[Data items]
####################
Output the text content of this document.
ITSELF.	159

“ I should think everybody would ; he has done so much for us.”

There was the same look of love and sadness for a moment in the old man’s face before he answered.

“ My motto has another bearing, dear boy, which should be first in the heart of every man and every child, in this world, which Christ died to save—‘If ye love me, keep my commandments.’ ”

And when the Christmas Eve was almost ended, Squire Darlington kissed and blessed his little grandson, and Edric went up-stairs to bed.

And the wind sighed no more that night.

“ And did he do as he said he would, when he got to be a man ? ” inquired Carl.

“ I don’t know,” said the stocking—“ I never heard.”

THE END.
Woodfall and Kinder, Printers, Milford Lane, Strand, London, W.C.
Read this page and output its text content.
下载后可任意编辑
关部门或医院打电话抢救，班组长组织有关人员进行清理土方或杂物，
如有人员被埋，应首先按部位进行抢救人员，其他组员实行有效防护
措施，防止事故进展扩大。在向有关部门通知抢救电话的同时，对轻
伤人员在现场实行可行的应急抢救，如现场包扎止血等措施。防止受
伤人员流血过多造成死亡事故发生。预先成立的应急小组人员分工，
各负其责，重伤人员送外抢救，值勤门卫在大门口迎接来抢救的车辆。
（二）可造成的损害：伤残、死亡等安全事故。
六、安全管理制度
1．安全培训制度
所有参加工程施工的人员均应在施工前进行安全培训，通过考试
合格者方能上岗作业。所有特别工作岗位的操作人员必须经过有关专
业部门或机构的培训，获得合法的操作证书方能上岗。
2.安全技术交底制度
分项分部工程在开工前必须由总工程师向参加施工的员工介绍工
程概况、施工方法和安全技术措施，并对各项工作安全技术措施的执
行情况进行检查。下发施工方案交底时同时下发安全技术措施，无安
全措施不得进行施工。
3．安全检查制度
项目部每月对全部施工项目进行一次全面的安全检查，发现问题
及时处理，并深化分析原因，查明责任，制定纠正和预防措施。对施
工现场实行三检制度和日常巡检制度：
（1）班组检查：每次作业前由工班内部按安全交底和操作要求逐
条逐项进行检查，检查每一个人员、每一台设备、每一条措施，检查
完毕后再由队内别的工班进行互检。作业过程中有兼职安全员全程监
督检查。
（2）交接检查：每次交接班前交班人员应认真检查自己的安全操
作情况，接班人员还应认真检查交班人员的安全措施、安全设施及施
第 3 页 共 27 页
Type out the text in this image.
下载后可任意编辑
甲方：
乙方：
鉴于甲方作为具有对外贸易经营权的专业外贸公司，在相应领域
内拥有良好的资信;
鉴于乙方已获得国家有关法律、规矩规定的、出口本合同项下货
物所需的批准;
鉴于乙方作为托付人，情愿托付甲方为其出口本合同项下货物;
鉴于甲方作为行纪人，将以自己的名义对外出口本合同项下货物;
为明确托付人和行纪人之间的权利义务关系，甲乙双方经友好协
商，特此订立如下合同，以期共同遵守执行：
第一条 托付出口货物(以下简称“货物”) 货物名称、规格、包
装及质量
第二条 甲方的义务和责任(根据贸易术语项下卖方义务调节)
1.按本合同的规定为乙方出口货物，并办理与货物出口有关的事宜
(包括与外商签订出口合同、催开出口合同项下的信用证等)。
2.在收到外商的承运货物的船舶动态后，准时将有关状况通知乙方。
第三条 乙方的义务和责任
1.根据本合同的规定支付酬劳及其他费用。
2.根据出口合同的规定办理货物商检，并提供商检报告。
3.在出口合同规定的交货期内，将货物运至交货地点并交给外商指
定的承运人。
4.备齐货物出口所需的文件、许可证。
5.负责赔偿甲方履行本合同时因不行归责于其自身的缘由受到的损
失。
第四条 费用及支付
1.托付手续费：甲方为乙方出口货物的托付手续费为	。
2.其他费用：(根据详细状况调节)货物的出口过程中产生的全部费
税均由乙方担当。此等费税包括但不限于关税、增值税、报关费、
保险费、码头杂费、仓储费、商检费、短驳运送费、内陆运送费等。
####################
Nothing may be left out: return each entry exactly as it reads.

• Finished exercise
Output the text content of this document.
ITSELF.	159

“ I should think everybody would ; he has done so much for us.”

There was the same look of love and sadness for a moment in the old man’s face before he answered.

“ My motto has another bearing, dear boy, which should be first in the heart of every man and every child, in this world, which Christ died to save—‘If ye love me, keep my commandments.’ ”

And when the Christmas Eve was almost ended, Squire Darlington kissed and blessed his little grandson, and Edric went up-stairs to bed.

And the wind sighed no more that night.

“ And did he do as he said he would, when he got to be a man ? ” inquired Carl.

“ I don’t know,” said the stocking—“ I never heard.”

THE END.
Woodfall and Kinder, Printers, Milford Lane, Strand, London, W.C.
Read this page and output its text content.
下载后可任意编辑
关部门或医院打电话抢救，班组长组织有关人员进行清理土方或杂物，
如有人员被埋，应首先按部位进行抢救人员，其他组员实行有效防护
措施，防止事故进展扩大。在向有关部门通知抢救电话的同时，对轻
伤人员在现场实行可行的应急抢救，如现场包扎止血等措施。防止受
伤人员流血过多造成死亡事故发生。预先成立的应急小组人员分工，
各负其责，重伤人员送外抢救，值勤门卫在大门口迎接来抢救的车辆。
（二）可造成的损害：伤残、死亡等安全事故。
六、安全管理制度
1．安全培训制度
所有参加工程施工的人员均应在施工前进行安全培训，通过考试
合格者方能上岗作业。所有特别工作岗位的操作人员必须经过有关专
业部门或机构的培训，获得合法的操作证书方能上岗。
2.安全技术交底制度
分项分部工程在开工前必须由总工程师向参加施工的员工介绍工
程概况、施工方法和安全技术措施，并对各项工作安全技术措施的执
行情况进行检查。下发施工方案交底时同时下发安全技术措施，无安
全措施不得进行施工。
3．安全检查制度
项目部每月对全部施工项目进行一次全面的安全检查，发现问题
及时处理，并深化分析原因，查明责任，制定纠正和预防措施。对施
工现场实行三检制度和日常巡检制度：
（1）班组检查：每次作业前由工班内部按安全交底和操作要求逐
条逐项进行检查，检查每一个人员、每一台设备、每一条措施，检查
完毕后再由队内别的工班进行互检。作业过程中有兼职安全员全程监
督检查。
（2）交接检查：每次交接班前交班人员应认真检查自己的安全操
作情况，接班人员还应认真检查交班人员的安全措施、安全设施及施
第 3 页 共 27 页
Type out the text in this image.
下载后可任意编辑
甲方：
乙方：
鉴于甲方作为具有对外贸易经营权的专业外贸公司，在相应领域
内拥有良好的资信;
鉴于乙方已获得国家有关法律、规矩规定的、出口本合同项下货
物所需的批准;
鉴于乙方作为托付人，情愿托付甲方为其出口本合同项下货物;
鉴于甲方作为行纪人，将以自己的名义对外出口本合同项下货物;
为明确托付人和行纪人之间的权利义务关系，甲乙双方经友好协
商，特此订立如下合同，以期共同遵守执行：
第一条 托付出口货物(以下简称“货物”) 货物名称、规格、包
装及质量
第二条 甲方的义务和责任(根据贸易术语项下卖方义务调节)
1.按本合同的规定为乙方出口货物，并办理与货物出口有关的事宜
(包括与外商签订出口合同、催开出口合同项下的信用证等)。
2.在收到外商的承运货物的船舶动态后，准时将有关状况通知乙方。
第三条 乙方的义务和责任
1.根据本合同的规定支付酬劳及其他费用。
2.根据出口合同的规定办理货物商检，并提供商检报告。
3.在出口合同规定的交货期内，将货物运至交货地点并交给外商指
定的承运人。
4.备齐货物出口所需的文件、许可证。
5.负责赔偿甲方履行本合同时因不行归责于其自身的缘由受到的损
失。
第四条 费用及支付
1.托付手续费：甲方为乙方出口货物的托付手续费为	。
2.其他费用：(根据详细状况调节)货物的出口过程中产生的全部费
税均由乙方担当。此等费税包括但不限于关税、增值税、报关费、
保险费、码头杂费、仓储费、商检费、短驳运送费、内陆运送费等。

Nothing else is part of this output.